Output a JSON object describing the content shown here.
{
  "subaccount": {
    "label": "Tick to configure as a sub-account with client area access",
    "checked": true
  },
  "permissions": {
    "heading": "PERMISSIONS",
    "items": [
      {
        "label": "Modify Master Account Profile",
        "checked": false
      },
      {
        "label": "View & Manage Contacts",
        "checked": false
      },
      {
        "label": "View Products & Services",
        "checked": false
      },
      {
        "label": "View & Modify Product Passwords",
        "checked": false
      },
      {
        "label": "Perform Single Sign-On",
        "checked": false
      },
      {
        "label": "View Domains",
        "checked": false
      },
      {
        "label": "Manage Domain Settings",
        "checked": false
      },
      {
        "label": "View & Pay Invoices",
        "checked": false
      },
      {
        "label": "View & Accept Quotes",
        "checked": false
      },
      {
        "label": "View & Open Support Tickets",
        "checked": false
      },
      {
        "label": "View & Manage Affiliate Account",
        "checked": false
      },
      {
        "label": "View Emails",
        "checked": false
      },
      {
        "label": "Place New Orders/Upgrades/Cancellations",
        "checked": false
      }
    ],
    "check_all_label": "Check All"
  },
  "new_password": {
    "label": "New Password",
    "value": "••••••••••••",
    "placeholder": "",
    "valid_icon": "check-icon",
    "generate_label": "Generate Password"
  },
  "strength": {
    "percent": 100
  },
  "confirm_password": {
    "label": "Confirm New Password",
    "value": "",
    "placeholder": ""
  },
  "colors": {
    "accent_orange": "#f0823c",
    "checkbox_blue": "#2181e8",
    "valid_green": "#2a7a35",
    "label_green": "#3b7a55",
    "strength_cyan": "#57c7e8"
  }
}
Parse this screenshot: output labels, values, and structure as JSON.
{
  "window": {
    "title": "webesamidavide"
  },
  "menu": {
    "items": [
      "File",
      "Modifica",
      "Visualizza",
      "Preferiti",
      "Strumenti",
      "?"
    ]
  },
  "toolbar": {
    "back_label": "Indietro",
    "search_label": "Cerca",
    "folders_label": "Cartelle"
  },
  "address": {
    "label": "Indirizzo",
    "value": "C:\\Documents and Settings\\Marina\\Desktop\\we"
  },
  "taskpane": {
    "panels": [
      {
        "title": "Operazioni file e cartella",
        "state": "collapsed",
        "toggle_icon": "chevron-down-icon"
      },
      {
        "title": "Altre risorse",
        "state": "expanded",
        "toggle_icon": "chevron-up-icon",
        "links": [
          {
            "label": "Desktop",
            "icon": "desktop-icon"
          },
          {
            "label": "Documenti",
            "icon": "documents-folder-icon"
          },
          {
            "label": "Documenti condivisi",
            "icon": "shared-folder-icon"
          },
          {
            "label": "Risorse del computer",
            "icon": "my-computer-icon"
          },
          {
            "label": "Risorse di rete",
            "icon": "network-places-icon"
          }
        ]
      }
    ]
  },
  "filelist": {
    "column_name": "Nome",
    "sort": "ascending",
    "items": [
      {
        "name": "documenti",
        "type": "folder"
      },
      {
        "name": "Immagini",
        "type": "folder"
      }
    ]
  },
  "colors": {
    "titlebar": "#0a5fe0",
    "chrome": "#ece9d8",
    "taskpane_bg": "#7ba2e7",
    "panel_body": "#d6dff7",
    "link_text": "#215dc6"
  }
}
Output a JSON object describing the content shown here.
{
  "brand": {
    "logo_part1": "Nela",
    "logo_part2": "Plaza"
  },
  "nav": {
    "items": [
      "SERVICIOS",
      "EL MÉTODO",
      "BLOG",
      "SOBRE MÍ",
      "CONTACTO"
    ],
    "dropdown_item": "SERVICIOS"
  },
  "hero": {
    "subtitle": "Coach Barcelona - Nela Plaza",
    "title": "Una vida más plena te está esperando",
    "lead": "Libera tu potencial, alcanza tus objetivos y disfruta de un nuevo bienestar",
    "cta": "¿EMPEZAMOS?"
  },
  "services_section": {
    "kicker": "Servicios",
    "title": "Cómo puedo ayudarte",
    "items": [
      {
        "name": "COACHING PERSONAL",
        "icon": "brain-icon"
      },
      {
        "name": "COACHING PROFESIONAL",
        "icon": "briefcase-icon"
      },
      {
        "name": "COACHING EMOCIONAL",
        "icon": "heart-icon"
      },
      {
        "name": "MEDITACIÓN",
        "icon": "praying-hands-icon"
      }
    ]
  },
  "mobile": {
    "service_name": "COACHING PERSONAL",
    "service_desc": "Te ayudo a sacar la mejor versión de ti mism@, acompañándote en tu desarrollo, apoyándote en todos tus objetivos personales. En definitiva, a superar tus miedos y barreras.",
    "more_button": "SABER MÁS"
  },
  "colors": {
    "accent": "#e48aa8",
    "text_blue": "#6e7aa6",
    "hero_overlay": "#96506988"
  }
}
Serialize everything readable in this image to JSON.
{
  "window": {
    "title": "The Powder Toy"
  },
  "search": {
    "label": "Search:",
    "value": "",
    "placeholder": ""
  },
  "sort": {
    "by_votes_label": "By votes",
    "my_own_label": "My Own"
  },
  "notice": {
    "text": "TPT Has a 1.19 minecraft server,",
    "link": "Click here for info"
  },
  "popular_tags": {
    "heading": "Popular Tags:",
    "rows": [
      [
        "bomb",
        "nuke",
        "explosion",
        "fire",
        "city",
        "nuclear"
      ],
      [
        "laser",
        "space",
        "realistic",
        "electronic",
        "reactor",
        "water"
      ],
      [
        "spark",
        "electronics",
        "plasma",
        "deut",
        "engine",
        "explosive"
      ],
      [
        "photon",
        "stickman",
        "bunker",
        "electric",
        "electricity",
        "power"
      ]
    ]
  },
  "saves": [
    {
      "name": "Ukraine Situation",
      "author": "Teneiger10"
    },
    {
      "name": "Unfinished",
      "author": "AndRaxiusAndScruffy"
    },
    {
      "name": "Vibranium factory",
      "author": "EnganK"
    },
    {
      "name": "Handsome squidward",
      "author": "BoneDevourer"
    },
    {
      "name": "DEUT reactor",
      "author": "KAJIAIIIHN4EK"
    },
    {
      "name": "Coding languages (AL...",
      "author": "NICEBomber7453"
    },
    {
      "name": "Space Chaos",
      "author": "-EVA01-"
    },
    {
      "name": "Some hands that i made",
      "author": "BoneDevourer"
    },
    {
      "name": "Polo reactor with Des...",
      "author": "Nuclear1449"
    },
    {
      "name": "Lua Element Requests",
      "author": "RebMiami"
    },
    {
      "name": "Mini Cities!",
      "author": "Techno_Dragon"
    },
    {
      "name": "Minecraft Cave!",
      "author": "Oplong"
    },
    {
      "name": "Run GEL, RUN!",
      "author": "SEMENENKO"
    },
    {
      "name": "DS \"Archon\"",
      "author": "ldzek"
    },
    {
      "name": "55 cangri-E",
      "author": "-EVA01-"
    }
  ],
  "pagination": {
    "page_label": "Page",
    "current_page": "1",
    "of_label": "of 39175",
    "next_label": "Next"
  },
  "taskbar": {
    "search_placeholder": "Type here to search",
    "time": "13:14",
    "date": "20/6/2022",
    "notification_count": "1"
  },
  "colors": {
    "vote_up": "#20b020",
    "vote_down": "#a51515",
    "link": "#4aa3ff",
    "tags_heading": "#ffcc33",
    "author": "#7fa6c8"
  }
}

------------------------------------

### What is being asked
Your task is to transcribe the listing above in full, exactly as given.

### Reply
Output a JSON object describing the content shown here.
{
  "subaccount": {
    "label": "Tick to configure as a sub-account with client area access",
    "checked": true
  },
  "permissions": {
    "heading": "PERMISSIONS",
    "items": [
      {
        "label": "Modify Master Account Profile",
        "checked": false
      },
      {
        "label": "View & Manage Contacts",
        "checked": false
      },
      {
        "label": "View Products & Services",
        "checked": false
      },
      {
        "label": "View & Modify Product Passwords",
        "checked": false
      },
      {
        "label": "Perform Single Sign-On",
        "checked": false
      },
      {
        "label": "View Domains",
        "checked": false
      },
      {
        "label": "Manage Domain Settings",
        "checked": false
      },
      {
        "label": "View & Pay Invoices",
        "checked": false
      },
      {
        "label": "View & Accept Quotes",
        "checked": false
      },
      {
        "label": "View & Open Support Tickets",
        "checked": false
      },
      {
        "label": "View & Manage Affiliate Account",
        "checked": false
      },
      {
        "label": "View Emails",
        "checked": false
      },
      {
        "label": "Place New Orders/Upgrades/Cancellations",
        "checked": false
      }
    ],
    "check_all_label": "Check All"
  },
  "new_password": {
    "label": "New Password",
    "value": "••••••••••••",
    "placeholder": "",
    "valid_icon": "check-icon",
    "generate_label": "Generate Password"
  },
  "strength": {
    "percent": 100
  },
  "confirm_password": {
    "label": "Confirm New Password",
    "value": "",
    "placeholder": ""
  },
  "colors": {
    "accent_orange": "#f0823c",
    "checkbox_blue": "#2181e8",
    "valid_green": "#2a7a35",
    "label_green": "#3b7a55",
    "strength_cyan": "#57c7e8"
  }
}
Parse this screenshot: output labels, values, and structure as JSON.
{
  "window": {
    "title": "webesamidavide"
  },
  "menu": {
    "items": [
      "File",
      "Modifica",
      "Visualizza",
      "Preferiti",
      "Strumenti",
      "?"
    ]
  },
  "toolbar": {
    "back_label": "Indietro",
    "search_label": "Cerca",
    "folders_label": "Cartelle"
  },
  "address": {
    "label": "Indirizzo",
    "value": "C:\\Documents and Settings\\Marina\\Desktop\\we"
  },
  "taskpane": {
    "panels": [
      {
        "title": "Operazioni file e cartella",
        "state": "collapsed",
        "toggle_icon": "chevron-down-icon"
      },
      {
        "title": "Altre risorse",
        "state": "expanded",
        "toggle_icon": "chevron-up-icon",
        "links": [
          {
            "label": "Desktop",
            "icon": "desktop-icon"
          },
          {
            "label": "Documenti",
            "icon": "documents-folder-icon"
          },
          {
            "label": "Documenti condivisi",
            "icon": "shared-folder-icon"
          },
          {
            "label": "Risorse del computer",
            "icon": "my-computer-icon"
          },
          {
            "label": "Risorse di rete",
            "icon": "network-places-icon"
          }
        ]
      }
    ]
  },
  "filelist": {
    "column_name": "Nome",
    "sort": "ascending",
    "items": [
      {
        "name": "documenti",
        "type": "folder"
      },
      {
        "name": "Immagini",
        "type": "folder"
      }
    ]
  },
  "colors": {
    "titlebar": "#0a5fe0",
    "chrome": "#ece9d8",
    "taskpane_bg": "#7ba2e7",
    "panel_body": "#d6dff7",
    "link_text": "#215dc6"
  }
}
Output a JSON object describing the content shown here.
{
  "brand": {
    "logo_part1": "Nela",
    "logo_part2": "Plaza"
  },
  "nav": {
    "items": [
      "SERVICIOS",
      "EL MÉTODO",
      "BLOG",
      "SOBRE MÍ",
      "CONTACTO"
    ],
    "dropdown_item": "SERVICIOS"
  },
  "hero": {
    "subtitle": "Coach Barcelona - Nela Plaza",
    "title": "Una vida más plena te está esperando",
    "lead": "Libera tu potencial, alcanza tus objetivos y disfruta de un nuevo bienestar",
    "cta": "¿EMPEZAMOS?"
  },
  "services_section": {
    "kicker": "Servicios",
    "title": "Cómo puedo ayudarte",
    "items": [
      {
        "name": "COACHING PERSONAL",
        "icon": "brain-icon"
      },
      {
        "name": "COACHING PROFESIONAL",
        "icon": "briefcase-icon"
      },
      {
        "name": "COACHING EMOCIONAL",
        "icon": "heart-icon"
      },
      {
        "name": "MEDITACIÓN",
        "icon": "praying-hands-icon"
      }
    ]
  },
  "mobile": {
    "service_name": "COACHING PERSONAL",
    "service_desc": "Te ayudo a sacar la mejor versión de ti mism@, acompañándote en tu desarrollo, apoyándote en todos tus objetivos personales. En definitiva, a superar tus miedos y barreras.",
    "more_button": "SABER MÁS"
  },
  "colors": {
    "accent": "#e48aa8",
    "text_blue": "#6e7aa6",
    "hero_overlay": "#96506988"
  }
}
Serialize everything readable in this image to JSON.
{
  "window": {
    "title": "The Powder Toy"
  },
  "search": {
    "label": "Search:",
    "value": "",
    "placeholder": ""
  },
  "sort": {
    "by_votes_label": "By votes",
    "my_own_label": "My Own"
  },
  "notice": {
    "text": "TPT Has a 1.19 minecraft server,",
    "link": "Click here for info"
  },
  "popular_tags": {
    "heading": "Popular Tags:",
    "rows": [
      [
        "bomb",
        "nuke",
        "explosion",
        "fire",
        "city",
        "nuclear"
      ],
      [
        "laser",
        "space",
        "realistic",
        "electronic",
        "reactor",
        "water"
      ],
      [
        "spark",
        "electronics",
        "plasma",
        "deut",
        "engine",
        "explosive"
      ],
      [
        "photon",
        "stickman",
        "bunker",
        "electric",
        "electricity",
        "power"
      ]
    ]
  },
  "saves": [
    {
      "name": "Ukraine Situation",
      "author": "Teneiger10"
    },
    {
      "name": "Unfinished",
      "author": "AndRaxiusAndScruffy"
    },
    {
      "name": "Vibranium factory",
      "author": "EnganK"
    },
    {
      "name": "Handsome squidward",
      "author": "BoneDevourer"
    },
    {
      "name": "DEUT reactor",
      "author": "KAJIAIIIHN4EK"
    },
    {
      "name": "Coding languages (AL...",
      "author": "NICEBomber7453"
    },
    {
      "name": "Space Chaos",
      "author": "-EVA01-"
    },
    {
      "name": "Some hands that i made",
      "author": "BoneDevourer"
    },
    {
      "name": "Polo reactor with Des...",
      "author": "Nuclear1449"
    },
    {
      "name": "Lua Element Requests",
      "author": "RebMiami"
    },
    {
      "name": "Mini Cities!",
      "author": "Techno_Dragon"
    },
    {
      "name": "Minecraft Cave!",
      "author": "Oplong"
    },
    {
      "name": "Run GEL, RUN!",
      "author": "SEMENENKO"
    },
    {
      "name": "DS \"Archon\"",
      "author": "ldzek"
    },
    {
      "name": "55 cangri-E",
      "author": "-EVA01-"
    }
  ],
  "pagination": {
    "page_label": "Page",
    "current_page": "1",
    "of_label": "of 39175",
    "next_label": "Next"
  },
  "taskbar": {
    "search_placeholder": "Type here to search",
    "time": "13:14",
    "date": "20/6/2022",
    "notification_count": "1"
  },
  "colors": {
    "vote_up": "#20b020",
    "vote_down": "#a51515",
    "link": "#4aa3ff",
    "tags_heading": "#ffcc33",
    "author": "#7fa6c8"
  }
}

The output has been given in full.